Give the records back in full, exactly as they read.

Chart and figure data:
════════════════
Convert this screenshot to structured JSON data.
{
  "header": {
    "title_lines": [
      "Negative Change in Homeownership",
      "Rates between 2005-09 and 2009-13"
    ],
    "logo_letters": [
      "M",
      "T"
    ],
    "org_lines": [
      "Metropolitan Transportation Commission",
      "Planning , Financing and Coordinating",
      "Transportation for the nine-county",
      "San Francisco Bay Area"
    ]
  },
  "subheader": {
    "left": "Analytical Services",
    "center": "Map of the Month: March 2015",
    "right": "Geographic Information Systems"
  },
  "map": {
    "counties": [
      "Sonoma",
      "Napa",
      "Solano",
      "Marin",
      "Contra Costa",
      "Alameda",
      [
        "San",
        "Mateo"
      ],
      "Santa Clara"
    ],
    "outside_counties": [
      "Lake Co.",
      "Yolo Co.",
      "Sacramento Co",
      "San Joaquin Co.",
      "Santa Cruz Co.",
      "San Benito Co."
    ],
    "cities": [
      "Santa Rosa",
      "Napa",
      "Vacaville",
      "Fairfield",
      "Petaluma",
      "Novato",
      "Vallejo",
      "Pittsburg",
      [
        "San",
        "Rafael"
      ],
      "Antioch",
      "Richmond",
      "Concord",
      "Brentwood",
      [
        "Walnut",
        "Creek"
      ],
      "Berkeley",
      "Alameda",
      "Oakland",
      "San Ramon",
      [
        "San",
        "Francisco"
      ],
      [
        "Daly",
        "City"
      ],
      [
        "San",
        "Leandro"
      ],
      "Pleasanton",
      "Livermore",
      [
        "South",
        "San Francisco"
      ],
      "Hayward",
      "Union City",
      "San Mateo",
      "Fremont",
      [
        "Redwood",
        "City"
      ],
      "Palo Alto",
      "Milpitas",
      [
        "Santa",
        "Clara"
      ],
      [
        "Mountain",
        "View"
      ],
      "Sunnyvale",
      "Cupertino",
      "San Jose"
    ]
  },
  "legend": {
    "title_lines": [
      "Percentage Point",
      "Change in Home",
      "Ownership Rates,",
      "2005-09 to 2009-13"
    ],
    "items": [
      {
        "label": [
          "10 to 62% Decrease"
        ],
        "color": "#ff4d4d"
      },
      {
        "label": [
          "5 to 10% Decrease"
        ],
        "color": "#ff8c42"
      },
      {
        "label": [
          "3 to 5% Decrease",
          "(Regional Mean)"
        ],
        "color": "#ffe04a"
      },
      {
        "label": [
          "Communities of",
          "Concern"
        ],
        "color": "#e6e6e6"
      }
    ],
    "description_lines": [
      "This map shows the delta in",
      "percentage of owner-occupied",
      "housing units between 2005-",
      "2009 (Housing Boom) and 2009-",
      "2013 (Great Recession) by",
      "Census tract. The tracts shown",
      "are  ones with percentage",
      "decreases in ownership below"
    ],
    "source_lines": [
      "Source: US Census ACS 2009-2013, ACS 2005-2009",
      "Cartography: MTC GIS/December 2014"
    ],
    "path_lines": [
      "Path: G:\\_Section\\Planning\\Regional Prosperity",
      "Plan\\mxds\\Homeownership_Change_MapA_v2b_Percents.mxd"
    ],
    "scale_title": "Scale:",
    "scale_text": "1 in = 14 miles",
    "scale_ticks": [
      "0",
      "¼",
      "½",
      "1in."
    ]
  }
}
════════════════
* _In response_:
Convert this screenshot to structured JSON data.
{
  "header": {
    "title_lines": [
      "Negative Change in Homeownership",
      "Rates between 2005-09 and 2009-13"
    ],
    "logo_letters": [
      "M",
      "T"
    ],
    "org_lines": [
      "Metropolitan Transportation Commission",
      "Planning , Financing and Coordinating",
      "Transportation for the nine-county",
      "San Francisco Bay Area"
    ]
  },
  "subheader": {
    "left": "Analytical Services",
    "center": "Map of the Month: March 2015",
    "right": "Geographic Information Systems"
  },
  "map": {
    "counties": [
      "Sonoma",
      "Napa",
      "Solano",
      "Marin",
      "Contra Costa",
      "Alameda",
      [
        "San",
        "Mateo"
      ],
      "Santa Clara"
    ],
    "outside_counties": [
      "Lake Co.",
      "Yolo Co.",
      "Sacramento Co",
      "San Joaquin Co.",
      "Santa Cruz Co.",
      "San Benito Co."
    ],
    "cities": [
      "Santa Rosa",
      "Napa",
      "Vacaville",
      "Fairfield",
      "Petaluma",
      "Novato",
      "Vallejo",
      "Pittsburg",
      [
        "San",
        "Rafael"
      ],
      "Antioch",
      "Richmond",
      "Concord",
      "Brentwood",
      [
        "Walnut",
        "Creek"
      ],
      "Berkeley",
      "Alameda",
      "Oakland",
      "San Ramon",
      [
        "San",
        "Francisco"
      ],
      [
        "Daly",
        "City"
      ],
      [
        "San",
        "Leandro"
      ],
      "Pleasanton",
      "Livermore",
      [
        "South",
        "San Francisco"
      ],
      "Hayward",
      "Union City",
      "San Mateo",
      "Fremont",
      [
        "Redwood",
        "City"
      ],
      "Palo Alto",
      "Milpitas",
      [
        "Santa",
        "Clara"
      ],
      [
        "Mountain",
        "View"
      ],
      "Sunnyvale",
      "Cupertino",
      "San Jose"
    ]
  },
  "legend": {
    "title_lines": [
      "Percentage Point",
      "Change in Home",
      "Ownership Rates,",
      "2005-09 to 2009-13"
    ],
    "items": [
      {
        "label": [
          "10 to 62% Decrease"
        ],
        "color": "#ff4d4d"
      },
      {
        "label": [
          "5 to 10% Decrease"
        ],
        "color": "#ff8c42"
      },
      {
        "label": [
          "3 to 5% Decrease",
          "(Regional Mean)"
        ],
        "color": "#ffe04a"
      },
      {
        "label": [
          "Communities of",
          "Concern"
        ],
        "color": "#e6e6e6"
      }
    ],
    "description_lines": [
      "This map shows the delta in",
      "percentage of owner-occupied",
      "housing units between 2005-",
      "2009 (Housing Boom) and 2009-",
      "2013 (Great Recession) by",
      "Census tract. The tracts shown",
      "are  ones with percentage",
      "decreases in ownership below"
    ],
    "source_lines": [
      "Source: US Census ACS 2009-2013, ACS 2005-2009",
      "Cartography: MTC GIS/December 2014"
    ],
    "path_lines": [
      "Path: G:\\_Section\\Planning\\Regional Prosperity",
      "Plan\\mxds\\Homeownership_Change_MapA_v2b_Percents.mxd"
    ],
    "scale_title": "Scale:",
    "scale_text": "1 in = 14 miles",
    "scale_ticks": [
      "0",
      "¼",
      "½",
      "1in."
    ]
  }
}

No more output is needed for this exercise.